Without the pictures, repeat the listing character for character.

● **Entries from a visual dataset**
-- Start --

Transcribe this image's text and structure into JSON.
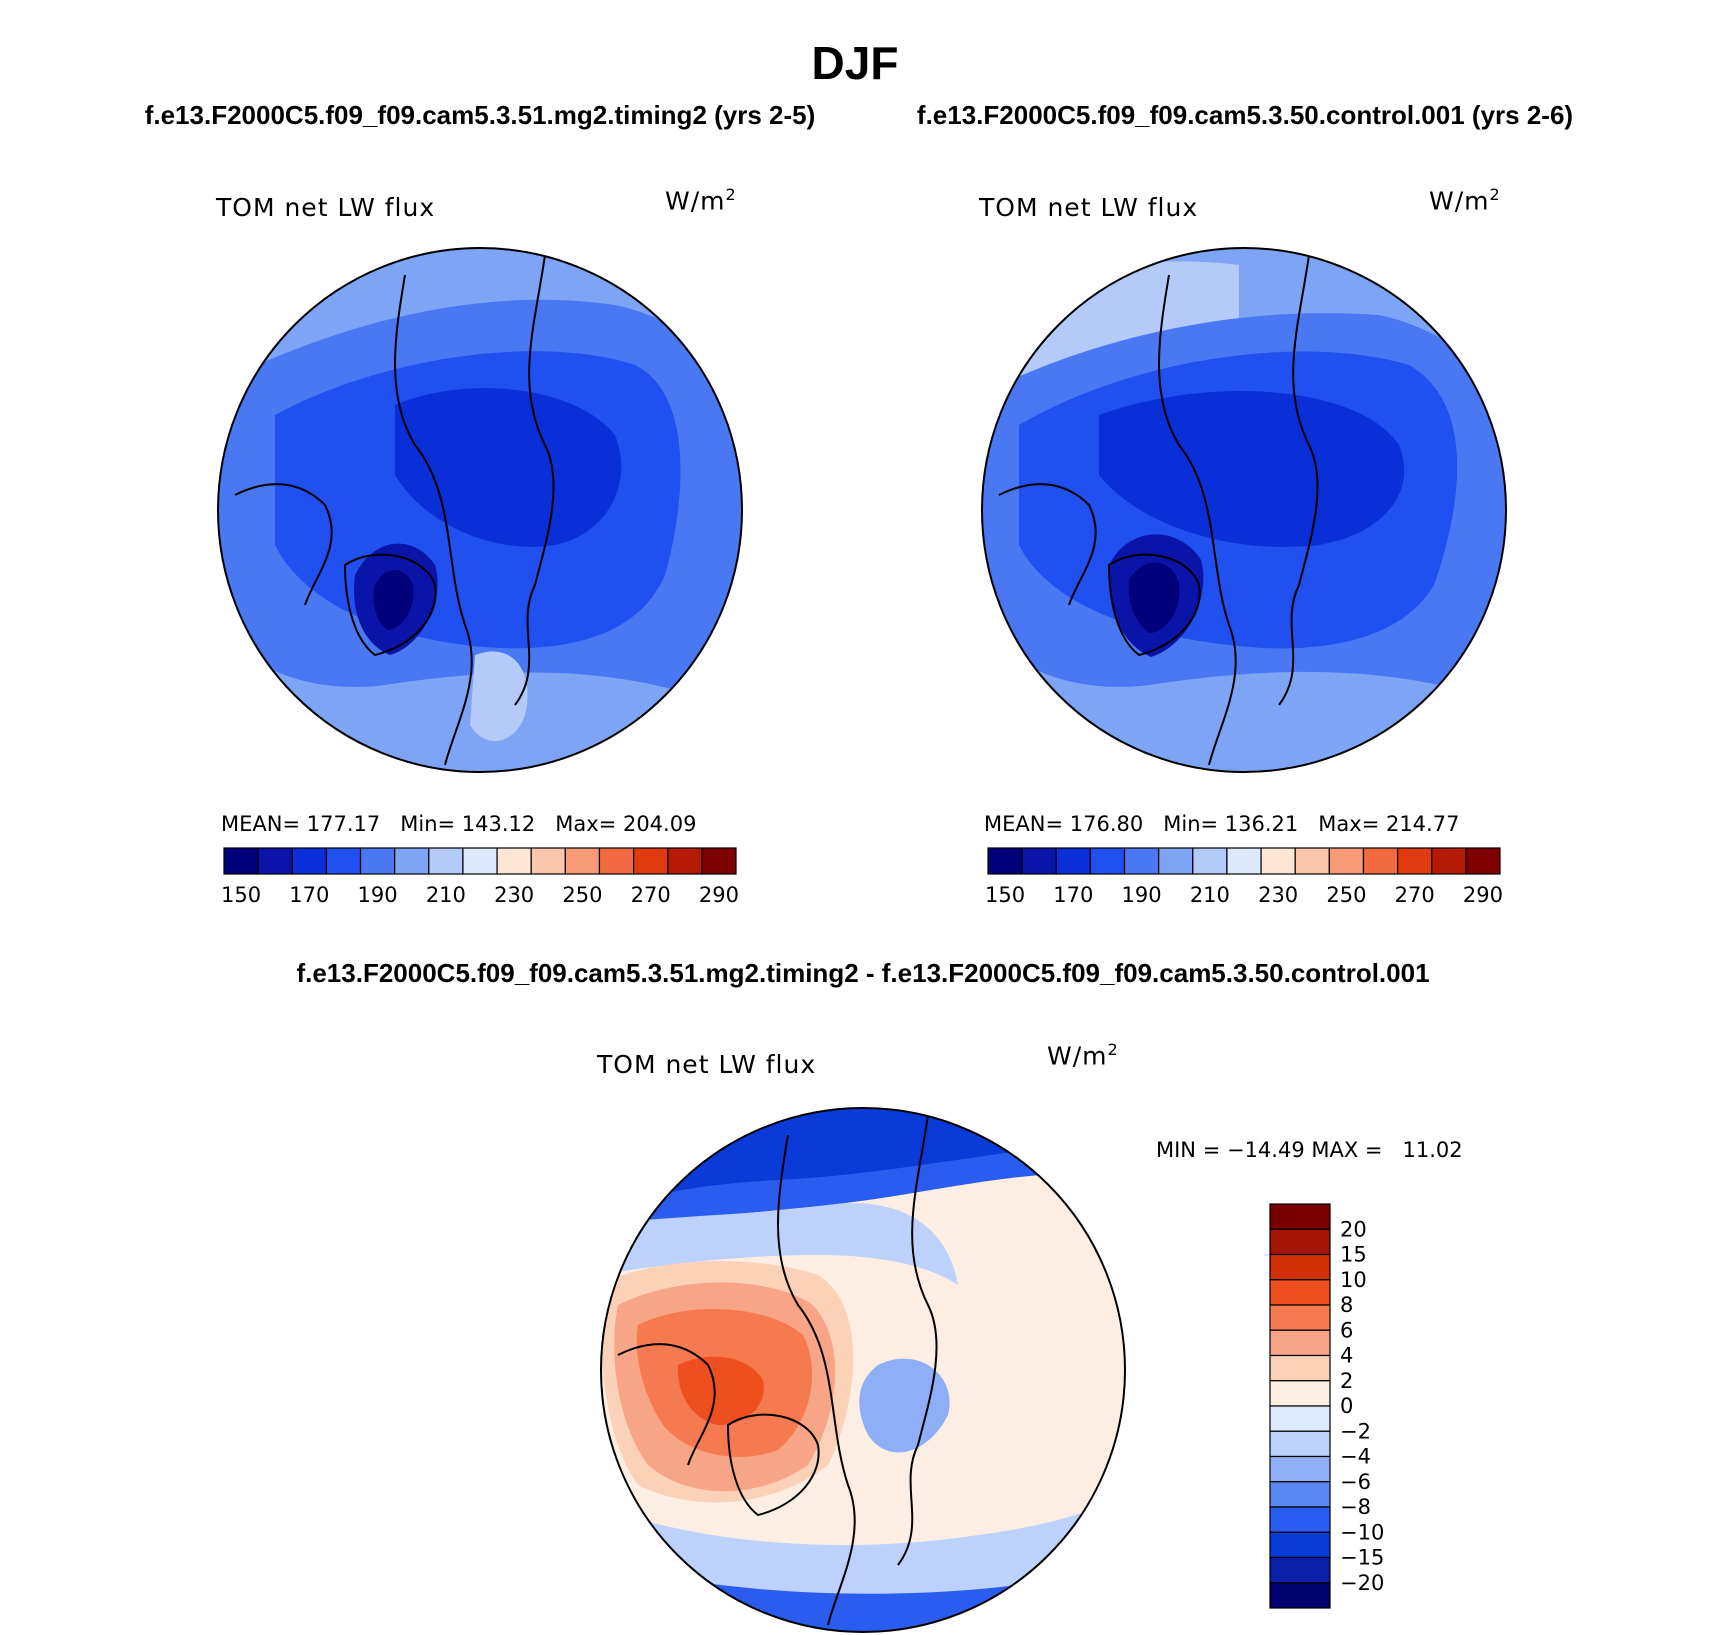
{
  "header": {
    "title": "DJF",
    "case1": "f.e13.F2000C5.f09_f09.cam5.3.51.mg2.timing2 (yrs 2-5)",
    "case2": "f.e13.F2000C5.f09_f09.cam5.3.50.control.001 (yrs 2-6)",
    "diff": "f.e13.F2000C5.f09_f09.cam5.3.51.mg2.timing2 - f.e13.F2000C5.f09_f09.cam5.3.50.control.001"
  },
  "panels": [
    {
      "title": "TOM net LW flux",
      "unit": "W/m",
      "unit_sup": "2",
      "stats": "MEAN= 177.17   Min= 143.12   Max= 204.09",
      "mean": 177.17,
      "min": 143.12,
      "max": 204.09
    },
    {
      "title": "TOM net LW flux",
      "unit": "W/m",
      "unit_sup": "2",
      "stats": "MEAN= 176.80   Min= 136.21   Max= 214.77",
      "mean": 176.8,
      "min": 136.21,
      "max": 214.77
    },
    {
      "title": "TOM net LW flux",
      "unit": "W/m",
      "unit_sup": "2",
      "stats": "MIN = −14.49 MAX =   11.02",
      "min": -14.49,
      "max": 11.02
    }
  ],
  "colors": {
    "abs_scale": [
      "#00007a",
      "#0a14a8",
      "#0a2fd8",
      "#2050f0",
      "#4a78f2",
      "#7ea4f6",
      "#b4cbfa",
      "#dce8fd",
      "#fde6d6",
      "#fbc7ac",
      "#f79a78",
      "#f26a42",
      "#df3a10",
      "#b51a06",
      "#7e0000"
    ],
    "diff_scale": [
      "#00006e",
      "#0a1ea8",
      "#0a3ad8",
      "#2a5cf0",
      "#5a86f2",
      "#8eaff7",
      "#bcd1fb",
      "#dde9fd",
      "#fdeee3",
      "#fbd1b8",
      "#f8a486",
      "#f57a4f",
      "#ee4f1e",
      "#d22f06",
      "#a41404",
      "#7a0000"
    ]
  },
  "chart_data": [
    {
      "type": "heatmap",
      "subtype": "polar-stereographic filled contour",
      "title": "TOM net LW flux",
      "unit": "W/m2",
      "colorbar_levels": [
        150,
        160,
        170,
        180,
        190,
        200,
        210,
        220,
        230,
        240,
        250,
        260,
        270,
        280,
        290
      ],
      "colorbar_labels": [
        "150",
        "170",
        "190",
        "210",
        "230",
        "250",
        "270",
        "290"
      ],
      "mean": 177.17,
      "min": 143.12,
      "max": 204.09
    },
    {
      "type": "heatmap",
      "subtype": "polar-stereographic filled contour",
      "title": "TOM net LW flux",
      "unit": "W/m2",
      "colorbar_levels": [
        150,
        160,
        170,
        180,
        190,
        200,
        210,
        220,
        230,
        240,
        250,
        260,
        270,
        280,
        290
      ],
      "colorbar_labels": [
        "150",
        "170",
        "190",
        "210",
        "230",
        "250",
        "270",
        "290"
      ],
      "mean": 176.8,
      "min": 136.21,
      "max": 214.77
    },
    {
      "type": "heatmap",
      "subtype": "polar-stereographic filled contour (difference)",
      "title": "TOM net LW flux",
      "unit": "W/m2",
      "colorbar_levels": [
        -20,
        -15,
        -10,
        -8,
        -6,
        -4,
        -2,
        0,
        2,
        4,
        6,
        8,
        10,
        15,
        20
      ],
      "colorbar_labels": [
        "20",
        "15",
        "10",
        "8",
        "6",
        "4",
        "2",
        "0",
        "−2",
        "−4",
        "−6",
        "−8",
        "−10",
        "−15",
        "−20"
      ],
      "min": -14.49,
      "max": 11.02
    }
  ]
}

-- End --

● **RESPONSE**
Transcribe this image's text and structure into JSON.
{
  "header": {
    "title": "DJF",
    "case1": "f.e13.F2000C5.f09_f09.cam5.3.51.mg2.timing2 (yrs 2-5)",
    "case2": "f.e13.F2000C5.f09_f09.cam5.3.50.control.001 (yrs 2-6)",
    "diff": "f.e13.F2000C5.f09_f09.cam5.3.51.mg2.timing2 - f.e13.F2000C5.f09_f09.cam5.3.50.control.001"
  },
  "panels": [
    {
      "title": "TOM net LW flux",
      "unit": "W/m",
      "unit_sup": "2",
      "stats": "MEAN= 177.17   Min= 143.12   Max= 204.09",
      "mean": 177.17,
      "min": 143.12,
      "max": 204.09
    },
    {
      "title": "TOM net LW flux",
      "unit": "W/m",
      "unit_sup": "2",
      "stats": "MEAN= 176.80   Min= 136.21   Max= 214.77",
      "mean": 176.8,
      "min": 136.21,
      "max": 214.77
    },
    {
      "title": "TOM net LW flux",
      "unit": "W/m",
      "unit_sup": "2",
      "stats": "MIN = −14.49 MAX =   11.02",
      "min": -14.49,
      "max": 11.02
    }
  ],
  "colors": {
    "abs_scale": [
      "#00007a",
      "#0a14a8",
      "#0a2fd8",
      "#2050f0",
      "#4a78f2",
      "#7ea4f6",
      "#b4cbfa",
      "#dce8fd",
      "#fde6d6",
      "#fbc7ac",
      "#f79a78",
      "#f26a42",
      "#df3a10",
      "#b51a06",
      "#7e0000"
    ],
    "diff_scale": [
      "#00006e",
      "#0a1ea8",
      "#0a3ad8",
      "#2a5cf0",
      "#5a86f2",
      "#8eaff7",
      "#bcd1fb",
      "#dde9fd",
      "#fdeee3",
      "#fbd1b8",
      "#f8a486",
      "#f57a4f",
      "#ee4f1e",
      "#d22f06",
      "#a41404",
      "#7a0000"
    ]
  },
  "chart_data": [
    {
      "type": "heatmap",
      "subtype": "polar-stereographic filled contour",
      "title": "TOM net LW flux",
      "unit": "W/m2",
      "colorbar_levels": [
        150,
        160,
        170,
        180,
        190,
        200,
        210,
        220,
        230,
        240,
        250,
        260,
        270,
        280,
        290
      ],
      "colorbar_labels": [
        "150",
        "170",
        "190",
        "210",
        "230",
        "250",
        "270",
        "290"
      ],
      "mean": 177.17,
      "min": 143.12,
      "max": 204.09
    },
    {
      "type": "heatmap",
      "subtype": "polar-stereographic filled contour",
      "title": "TOM net LW flux",
      "unit": "W/m2",
      "colorbar_levels": [
        150,
        160,
        170,
        180,
        190,
        200,
        210,
        220,
        230,
        240,
        250,
        260,
        270,
        280,
        290
      ],
      "colorbar_labels": [
        "150",
        "170",
        "190",
        "210",
        "230",
        "250",
        "270",
        "290"
      ],
      "mean": 176.8,
      "min": 136.21,
      "max": 214.77
    },
    {
      "type": "heatmap",
      "subtype": "polar-stereographic filled contour (difference)",
      "title": "TOM net LW flux",
      "unit": "W/m2",
      "colorbar_levels": [
        -20,
        -15,
        -10,
        -8,
        -6,
        -4,
        -2,
        0,
        2,
        4,
        6,
        8,
        10,
        15,
        20
      ],
      "colorbar_labels": [
        "20",
        "15",
        "10",
        "8",
        "6",
        "4",
        "2",
        "0",
        "−2",
        "−4",
        "−6",
        "−8",
        "−10",
        "−15",
        "−20"
      ],
      "min": -14.49,
      "max": 11.02
    }
  ]
}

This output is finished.